[Data excerpts]
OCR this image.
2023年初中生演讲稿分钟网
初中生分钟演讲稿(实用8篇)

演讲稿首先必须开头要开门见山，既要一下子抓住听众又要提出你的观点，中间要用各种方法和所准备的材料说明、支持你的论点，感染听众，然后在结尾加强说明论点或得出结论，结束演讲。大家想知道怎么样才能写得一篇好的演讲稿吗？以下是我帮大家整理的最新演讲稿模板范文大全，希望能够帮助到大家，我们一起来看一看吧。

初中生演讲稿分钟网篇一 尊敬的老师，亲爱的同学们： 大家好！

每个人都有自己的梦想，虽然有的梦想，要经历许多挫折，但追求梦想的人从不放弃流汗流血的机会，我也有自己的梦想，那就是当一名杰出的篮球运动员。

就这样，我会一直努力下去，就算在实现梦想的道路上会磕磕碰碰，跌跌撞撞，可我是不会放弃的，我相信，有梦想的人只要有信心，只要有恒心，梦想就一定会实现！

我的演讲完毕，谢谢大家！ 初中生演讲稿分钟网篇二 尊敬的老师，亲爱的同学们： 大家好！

OBJECTIVE: Search the preceding listing for "亲爱的同学们" and extract every line where it is found.

WRITTEN RESPONSE:
初中生演讲稿分钟网篇一 尊敬的老师，亲爱的同学们： 大家好！
我的演讲完毕，谢谢大家！ 初中生演讲稿分钟网篇二 尊敬的老师，亲爱的同学们： 大家好！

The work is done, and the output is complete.